▶ _Stored records_
━━━

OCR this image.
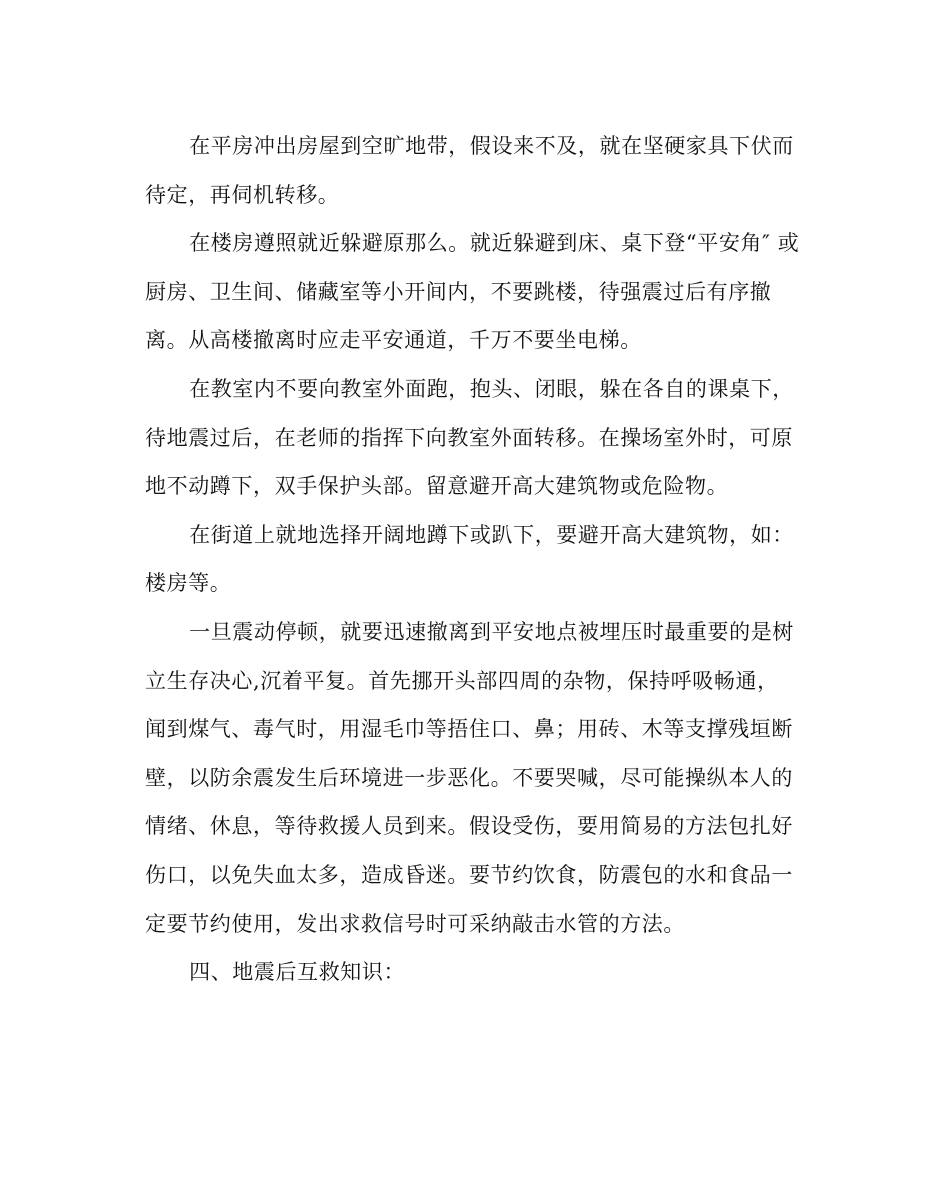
在平房冲出房屋到空旷地带，假设来不及，就在坚硬家具下伏而
待定，再伺机转移。

在楼房遵照就近躲避原那么。就近躲避到床、桌下登“平安角″ 或
厨房、卫生间、储藏室等小开间内，不要跳楼，待强震过后有序撤
离。从高楼撤离时应走平安通道，千万不要坐电梯。

在教室内不要向教室外面跑，抱头、闭眼，躲在各自的课桌下，
待地震过后，在老师的指挥下向教室外面转移。在操场室外时，可原
地不动蹲下，双手保护头部。留意避开高大建筑物或危险物。

在街道上就地选择开阔地蹲下或趴下，要避开高大建筑物，如：
楼房等。

一旦震动停顿，就要迅速撤离到平安地点被埋压时最重要的是树
立生存决心,沉着平复。首先挪开头部四周的杂物，保持呼吸畅通，
闻到煤气、毒气时，用湿毛巾等捂住口、鼻；用砖、木等支撑残垣断
壁，以防余震发生后环境进一步恶化。不要哭喊，尽可能操纵本人的
情绪、休息，等待救援人员到来。假设受伤，要用简易的方法包扎好
伤口，以免失血太多，造成昏迷。要节约饮食，防震包的水和食品一
定要节约使用，发出求救信号时可采纳敲击水管的方法。

四、地震后互救知识：
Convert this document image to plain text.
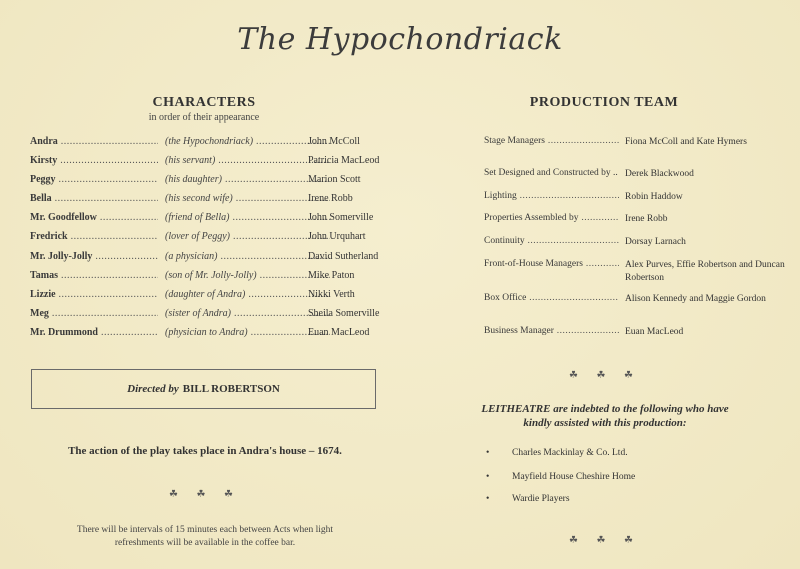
The Hypochondriack
CHARACTERS
in order of their appearance
Andra .....	(the Hypochondriack) .....	John McColl
Kirsty .....	(his servant) .....	Patricia MacLeod
Peggy .....	(his daughter) .....	Marion Scott
Bella .....	(his second wife) .....	Irene Robb
Mr. Goodfellow .....	(friend of Bella) .....	John Somerville
Fredrick .....	(lover of Peggy) .....	John Urquhart
Mr. Jolly-Jolly .....	(a physician) .....	David Sutherland
Tamas .....	(son of Mr. Jolly-Jolly) .....	Mike Paton
Lizzie .....	(daughter of Andra) .....	Nikki Verth
Meg .....	(sister of Andra) .....	Sheila Somerville
Mr. Drummond .....	(physician to Andra) .....	Euan MacLeod
Directed by BILL ROBERTSON
The action of the play takes place in Andra's house – 1674.
☘ ☘ ☘
There will be intervals of 15 minutes each between Acts when light refreshments will be available in the coffee bar.
PRODUCTION TEAM
Stage Managers .....	Fiona McColl and Kate Hymers
Set Designed and Constructed by .. ..... Derek Blackwood
Lighting .....	Robin Haddow
Properties Assembled by .....	Irene Robb
Continuity .....	Dorsay Larnach
Front-of-House Managers .....	Alex Purves, Effie Robertson and Duncan Robertson
Box Office .....	Alison Kennedy and Maggie Gordon
Business Manager .....	Euan MacLeod
☘ ☘ ☘
LEITHEATRE are indebted to the following who have kindly assisted with this production:
• Charles Mackinlay & Co. Ltd.
• Mayfield House Cheshire Home
• Wardie Players
☘ ☘ ☘
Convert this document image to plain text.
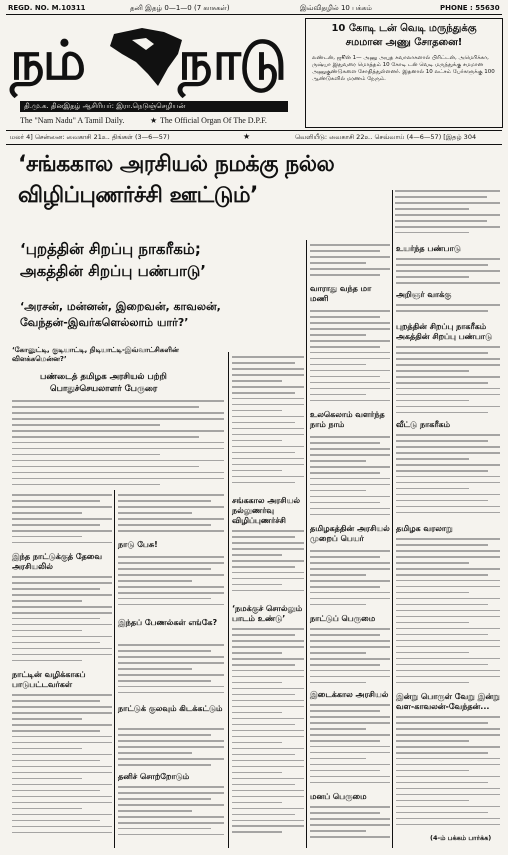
REGD. NO. M.10311	தனி இதழ் 0—1—0 (7 காசுகள்)	இவ்விதழில் 10 பக்கம்	PHONE : 55630
நம் நாடு
தி.மு.க. தினஇதழ் ஆசிரியர்: இரா.நெடுஞ்செழியன்
The "Nam Nadu" A Tamil Daily.	The Official Organ Of The D.P.F.
★
10 கோடி டன் வெடி மருந்துக்கு
சமமான அணு சோதனை!
லண்டன், ஜூன் 1— அணு அயுத சுவாலாகளால் பிரிட்டன், அமெரிக்கா, ருஷ்யா இதுவரை மொத்தம் 10 கோடி டன் வெடி மருந்துக்கு சமமான அணுகுண்டுகளை சோதித்துள்ளனர். இதனால் 10 லட்சம் பேர்களுக்கு 100 ஆண்டுகளில் மரணம் நேரும்.
மலர் 4] சென்னை: வைகாசி 21உ. திங்கள் (3—6—57)	★	வெளியீடு: வைகாசி 22உ. செவ்வாய் (4—6—57) [இதழ் 304
‘சங்ககால அரசியல் நமக்கு நல்ல
விழிப்புணர்ச்சி ஊட்டும்’
‘புறத்தின் சிறப்பு நாகரீகம்;
அகத்தின் சிறப்பு பண்பாடு’
‘அரசன், மன்னன், இறைவன், காவலன்,
வேந்தன்-இவர்களெல்லாம் யார்?’
‘கோனுட்டி, குடியாட்டி, நிடியாட்டி-இவ்வாட்சிகளின் விளக்கமென்ன?’
பண்டைத் தமிழக அரசியல் பற்றி
பொதுச்செயலாளர் பேருரை
இந்த நாட்டுக்குத் தேவை அரசியலில்
நாட்டின் வழிக்காகப் பாடுபட்டவர்கள்
நாடு பேசு!
இந்தப் பேணல்கள் எங்கே?
நாட்டுக் குலவும் கிடக்கட்டும்
தனிச் சொற்றோடும்
சங்ககால அரசியல் நல்லுணர்வு விழிப்புணர்ச்சி
‘நமக்குச் சொல்லும் பாடம் உண்டு’
வாராது வந்த மா மணி
உலகெலாம் வளர்ந்த நாம் நாம்
தமிழகத்தின் அரசியல் முறைப் பெயர்
நாட்டுப் பெருமை
இடைக்கால அரசியல்
மனப் பெருமை
உயர்ந்த பண்பாடு
அறிஞர் வாக்கு
புறத்தின் சிறப்பு நாகரீகம் அகத்தின் சிறப்பு பண்பாடு
வீட்டு நாகரீகம்
தமிழக வரலாறு
இன்று பொருள் வேறு இன்று வள-காவலன்-வேந்தன்...
(4-ம் பக்கம் பார்க்க)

━━━

▶ _Written problem_
Copy every line that contains the string "Robb".

▶ _Response to the exercise_
Bella .....	(his second wife) .....	Irene Robb
Properties Assembled by .....	Irene Robb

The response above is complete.